Your instructions => Every record that follows must be duplicated exactly, with images left out.

* Begin Information given *

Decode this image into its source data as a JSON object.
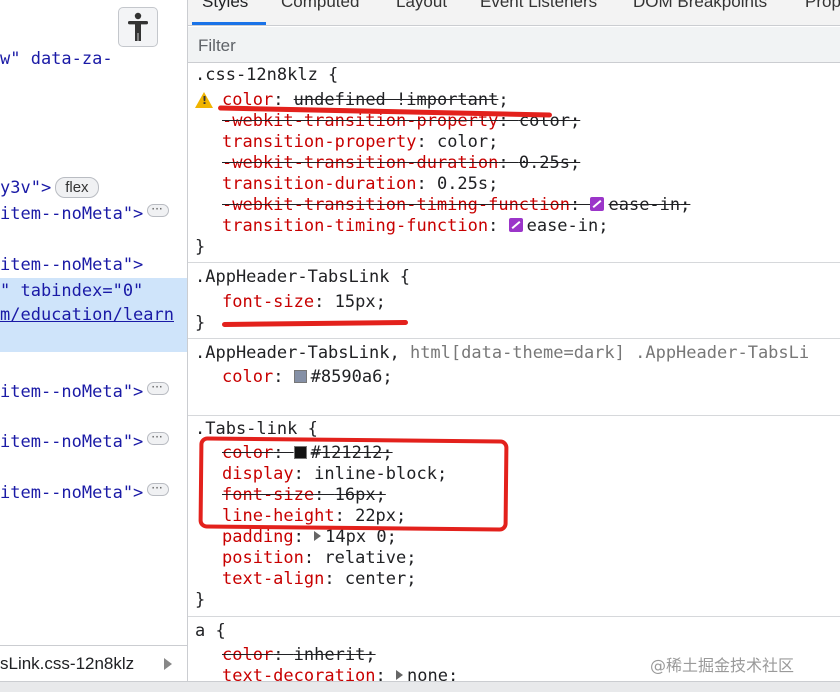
{
  "left": {
    "lines": [
      {
        "text": "w\" data-za-"
      },
      {
        "text": "y3v\">",
        "pill": "flex"
      },
      {
        "text": "item--noMeta\">"
      },
      {
        "text": "item--noMeta\">"
      },
      {
        "text": "\" tabindex=\"0\""
      },
      {
        "text": "m/education/learn"
      },
      {
        "text": "item--noMeta\">"
      },
      {
        "text": "item--noMeta\">"
      },
      {
        "text": "item--noMeta\">"
      }
    ],
    "breadcrumb": "sLink.css-12n8klz"
  },
  "tabs": [
    "Styles",
    "Computed",
    "Layout",
    "Event Listeners",
    "DOM Breakpoints",
    "Prop"
  ],
  "filter_placeholder": "Filter",
  "rules": [
    {
      "selector": ".css-12n8klz {",
      "decls": [
        {
          "prop": "color",
          "val": "undefined !important",
          "warn": true,
          "struck_val": true
        },
        {
          "prop": "-webkit-transition-property",
          "val": "color",
          "struck": true
        },
        {
          "prop": "transition-property",
          "val": "color"
        },
        {
          "prop": "-webkit-transition-duration",
          "val": "0.25s",
          "struck": true
        },
        {
          "prop": "transition-duration",
          "val": "0.25s"
        },
        {
          "prop": "-webkit-transition-timing-function",
          "val": "ease-in",
          "struck": true,
          "ease": true
        },
        {
          "prop": "transition-timing-function",
          "val": "ease-in",
          "ease": true
        }
      ]
    },
    {
      "selector": ".AppHeader-TabsLink {",
      "decls": [
        {
          "prop": "font-size",
          "val": "15px"
        }
      ]
    },
    {
      "selector": ".AppHeader-TabsLink,",
      "selector_dim": "html[data-theme=dark] .AppHeader-TabsLi",
      "decls": [
        {
          "prop": "color",
          "val": "#8590a6",
          "swatch": "#8590a6"
        }
      ]
    },
    {
      "selector": ".Tabs-link {",
      "decls": [
        {
          "prop": "color",
          "val": "#121212",
          "struck": true,
          "swatch": "#121212"
        },
        {
          "prop": "display",
          "val": "inline-block"
        },
        {
          "prop": "font-size",
          "val": "16px",
          "struck": true
        },
        {
          "prop": "line-height",
          "val": "22px"
        },
        {
          "prop": "padding",
          "val": "14px 0",
          "tri": true
        },
        {
          "prop": "position",
          "val": "relative"
        },
        {
          "prop": "text-align",
          "val": "center"
        }
      ]
    },
    {
      "selector": "a {",
      "decls": [
        {
          "prop": "color",
          "val": "inherit",
          "struck": true
        },
        {
          "prop": "text-decoration",
          "val": "none",
          "tri": true
        }
      ]
    }
  ],
  "closing_brace": "}",
  "watermark": "@稀土掘金技术社区",
  "colors": {
    "property": "#c80000",
    "annotation": "#e3211c",
    "selection": "#cfe4fa"
  }
}
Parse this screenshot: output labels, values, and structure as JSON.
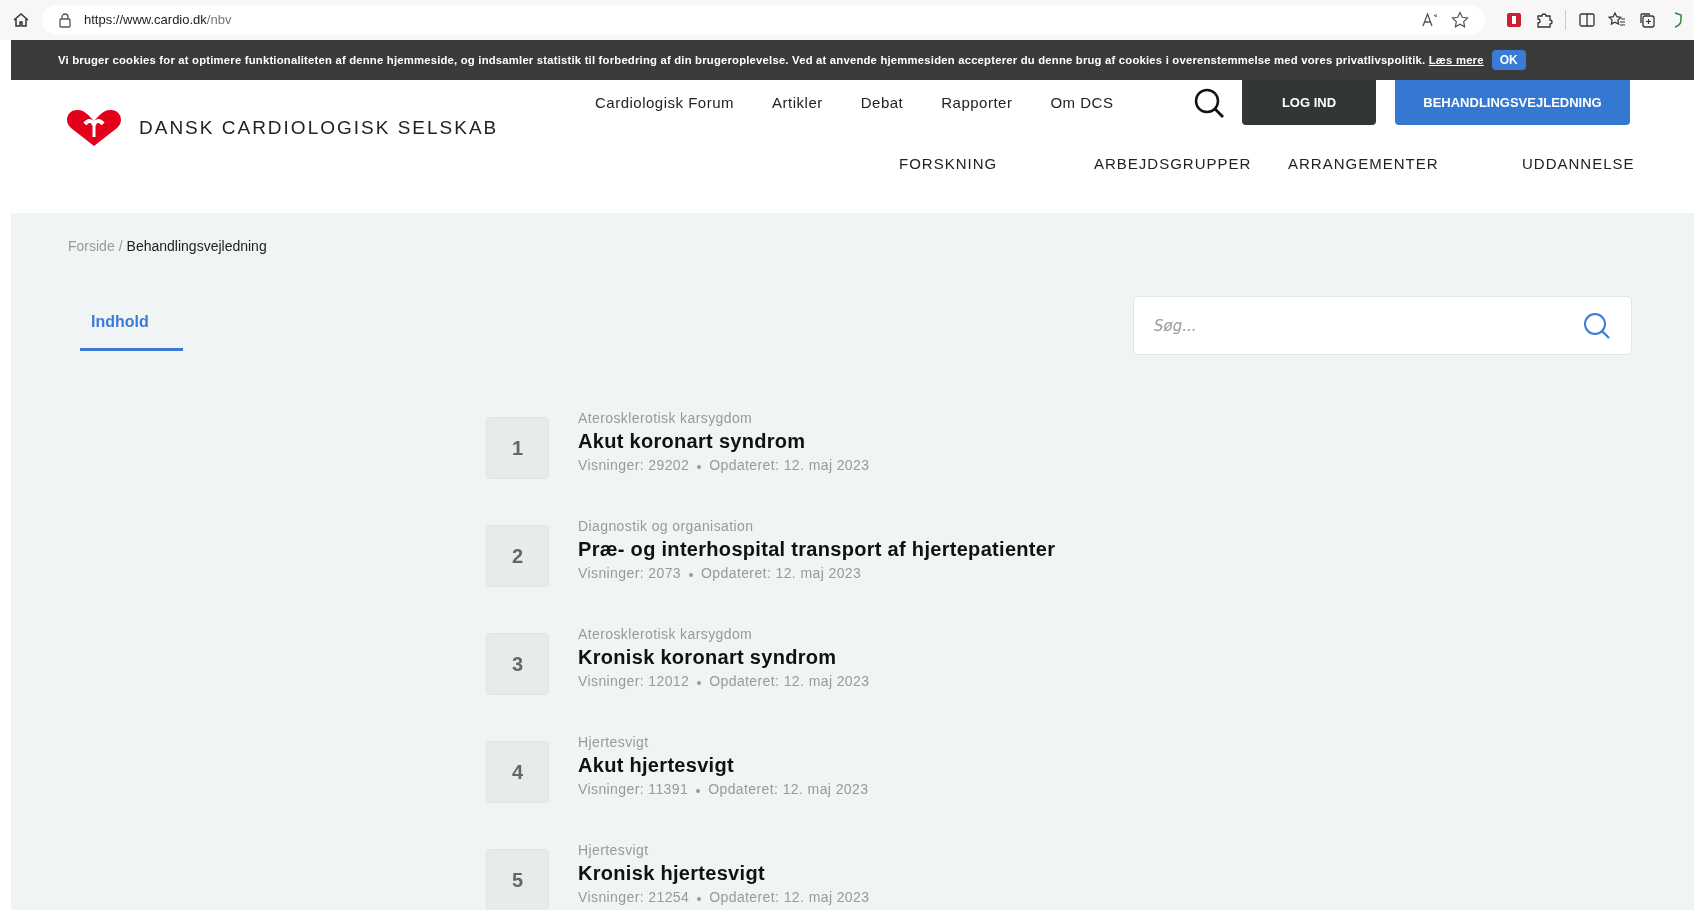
{
  "browser": {
    "url_prefix": "https://www.cardio.dk",
    "url_path": "/nbv"
  },
  "cookie_bar": {
    "text": "Vi bruger cookies for at optimere funktionaliteten af denne hjemmeside, og indsamler statistik til forbedring af din brugeroplevelse. Ved at anvende hjemmesiden accepterer du denne brug af cookies i overenstemmelse med vores privatlivspolitik.",
    "link": "Læs mere",
    "button": "OK"
  },
  "header": {
    "logo_text": "DANSK CARDIOLOGISK SELSKAB",
    "top_nav": [
      "Cardiologisk Forum",
      "Artikler",
      "Debat",
      "Rapporter",
      "Om DCS"
    ],
    "login_button": "LOG IND",
    "primary_button": "BEHANDLINGSVEJLEDNING",
    "main_nav": [
      "FORSKNING",
      "ARBEJDSGRUPPER",
      "ARRANGEMENTER",
      "UDDANNELSE"
    ]
  },
  "breadcrumb": [
    {
      "label": "Forside",
      "current": false
    },
    {
      "label": "Behandlingsvejledning",
      "current": true
    }
  ],
  "breadcrumb_separator": "/",
  "tabs": [
    {
      "label": "Indhold",
      "selected": true
    }
  ],
  "search": {
    "placeholder": "Søg..."
  },
  "guidelines": [
    {
      "number": "1",
      "category": "Aterosklerotisk karsygdom",
      "title": "Akut koronart syndrom",
      "views": "Visninger: 29202",
      "updated": "Opdateret: 12. maj 2023"
    },
    {
      "number": "2",
      "category": "Diagnostik og organisation",
      "title": "Præ- og interhospital transport af hjertepatienter",
      "views": "Visninger: 2073",
      "updated": "Opdateret: 12. maj 2023"
    },
    {
      "number": "3",
      "category": "Aterosklerotisk karsygdom",
      "title": "Kronisk koronart syndrom",
      "views": "Visninger: 12012",
      "updated": "Opdateret: 12. maj 2023"
    },
    {
      "number": "4",
      "category": "Hjertesvigt",
      "title": "Akut hjertesvigt",
      "views": "Visninger: 11391",
      "updated": "Opdateret: 12. maj 2023"
    },
    {
      "number": "5",
      "category": "Hjertesvigt",
      "title": "Kronisk hjertesvigt",
      "views": "Visninger: 21254",
      "updated": "Opdateret: 12. maj 2023"
    }
  ]
}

* End Information given *

Answer to this problem =>
Decode this image into its source data as a JSON object.
{
  "left": {
    "lines": [
      {
        "text": "w\" data-za-"
      },
      {
        "text": "y3v\">",
        "pill": "flex"
      },
      {
        "text": "item--noMeta\">"
      },
      {
        "text": "item--noMeta\">"
      },
      {
        "text": "\" tabindex=\"0\""
      },
      {
        "text": "m/education/learn"
      },
      {
        "text": "item--noMeta\">"
      },
      {
        "text": "item--noMeta\">"
      },
      {
        "text": "item--noMeta\">"
      }
    ],
    "breadcrumb": "sLink.css-12n8klz"
  },
  "tabs": [
    "Styles",
    "Computed",
    "Layout",
    "Event Listeners",
    "DOM Breakpoints",
    "Prop"
  ],
  "filter_placeholder": "Filter",
  "rules": [
    {
      "selector": ".css-12n8klz {",
      "decls": [
        {
          "prop": "color",
          "val": "undefined !important",
          "warn": true,
          "struck_val": true
        },
        {
          "prop": "-webkit-transition-property",
          "val": "color",
          "struck": true
        },
        {
          "prop": "transition-property",
          "val": "color"
        },
        {
          "prop": "-webkit-transition-duration",
          "val": "0.25s",
          "struck": true
        },
        {
          "prop": "transition-duration",
          "val": "0.25s"
        },
        {
          "prop": "-webkit-transition-timing-function",
          "val": "ease-in",
          "struck": true,
          "ease": true
        },
        {
          "prop": "transition-timing-function",
          "val": "ease-in",
          "ease": true
        }
      ]
    },
    {
      "selector": ".AppHeader-TabsLink {",
      "decls": [
        {
          "prop": "font-size",
          "val": "15px"
        }
      ]
    },
    {
      "selector": ".AppHeader-TabsLink,",
      "selector_dim": "html[data-theme=dark] .AppHeader-TabsLi",
      "decls": [
        {
          "prop": "color",
          "val": "#8590a6",
          "swatch": "#8590a6"
        }
      ]
    },
    {
      "selector": ".Tabs-link {",
      "decls": [
        {
          "prop": "color",
          "val": "#121212",
          "struck": true,
          "swatch": "#121212"
        },
        {
          "prop": "display",
          "val": "inline-block"
        },
        {
          "prop": "font-size",
          "val": "16px",
          "struck": true
        },
        {
          "prop": "line-height",
          "val": "22px"
        },
        {
          "prop": "padding",
          "val": "14px 0",
          "tri": true
        },
        {
          "prop": "position",
          "val": "relative"
        },
        {
          "prop": "text-align",
          "val": "center"
        }
      ]
    },
    {
      "selector": "a {",
      "decls": [
        {
          "prop": "color",
          "val": "inherit",
          "struck": true
        },
        {
          "prop": "text-decoration",
          "val": "none",
          "tri": true
        }
      ]
    }
  ],
  "closing_brace": "}",
  "watermark": "@稀土掘金技术社区",
  "colors": {
    "property": "#c80000",
    "annotation": "#e3211c",
    "selection": "#cfe4fa"
  }
}
Parse this screenshot: output labels, values, and structure as JSON.
{
  "browser": {
    "url_prefix": "https://www.cardio.dk",
    "url_path": "/nbv"
  },
  "cookie_bar": {
    "text": "Vi bruger cookies for at optimere funktionaliteten af denne hjemmeside, og indsamler statistik til forbedring af din brugeroplevelse. Ved at anvende hjemmesiden accepterer du denne brug af cookies i overenstemmelse med vores privatlivspolitik.",
    "link": "Læs mere",
    "button": "OK"
  },
  "header": {
    "logo_text": "DANSK CARDIOLOGISK SELSKAB",
    "top_nav": [
      "Cardiologisk Forum",
      "Artikler",
      "Debat",
      "Rapporter",
      "Om DCS"
    ],
    "login_button": "LOG IND",
    "primary_button": "BEHANDLINGSVEJLEDNING",
    "main_nav": [
      "FORSKNING",
      "ARBEJDSGRUPPER",
      "ARRANGEMENTER",
      "UDDANNELSE"
    ]
  },
  "breadcrumb": [
    {
      "label": "Forside",
      "current": false
    },
    {
      "label": "Behandlingsvejledning",
      "current": true
    }
  ],
  "breadcrumb_separator": "/",
  "tabs": [
    {
      "label": "Indhold",
      "selected": true
    }
  ],
  "search": {
    "placeholder": "Søg..."
  },
  "guidelines": [
    {
      "number": "1",
      "category": "Aterosklerotisk karsygdom",
      "title": "Akut koronart syndrom",
      "views": "Visninger: 29202",
      "updated": "Opdateret: 12. maj 2023"
    },
    {
      "number": "2",
      "category": "Diagnostik og organisation",
      "title": "Præ- og interhospital transport af hjertepatienter",
      "views": "Visninger: 2073",
      "updated": "Opdateret: 12. maj 2023"
    },
    {
      "number": "3",
      "category": "Aterosklerotisk karsygdom",
      "title": "Kronisk koronart syndrom",
      "views": "Visninger: 12012",
      "updated": "Opdateret: 12. maj 2023"
    },
    {
      "number": "4",
      "category": "Hjertesvigt",
      "title": "Akut hjertesvigt",
      "views": "Visninger: 11391",
      "updated": "Opdateret: 12. maj 2023"
    },
    {
      "number": "5",
      "category": "Hjertesvigt",
      "title": "Kronisk hjertesvigt",
      "views": "Visninger: 21254",
      "updated": "Opdateret: 12. maj 2023"
    }
  ]
}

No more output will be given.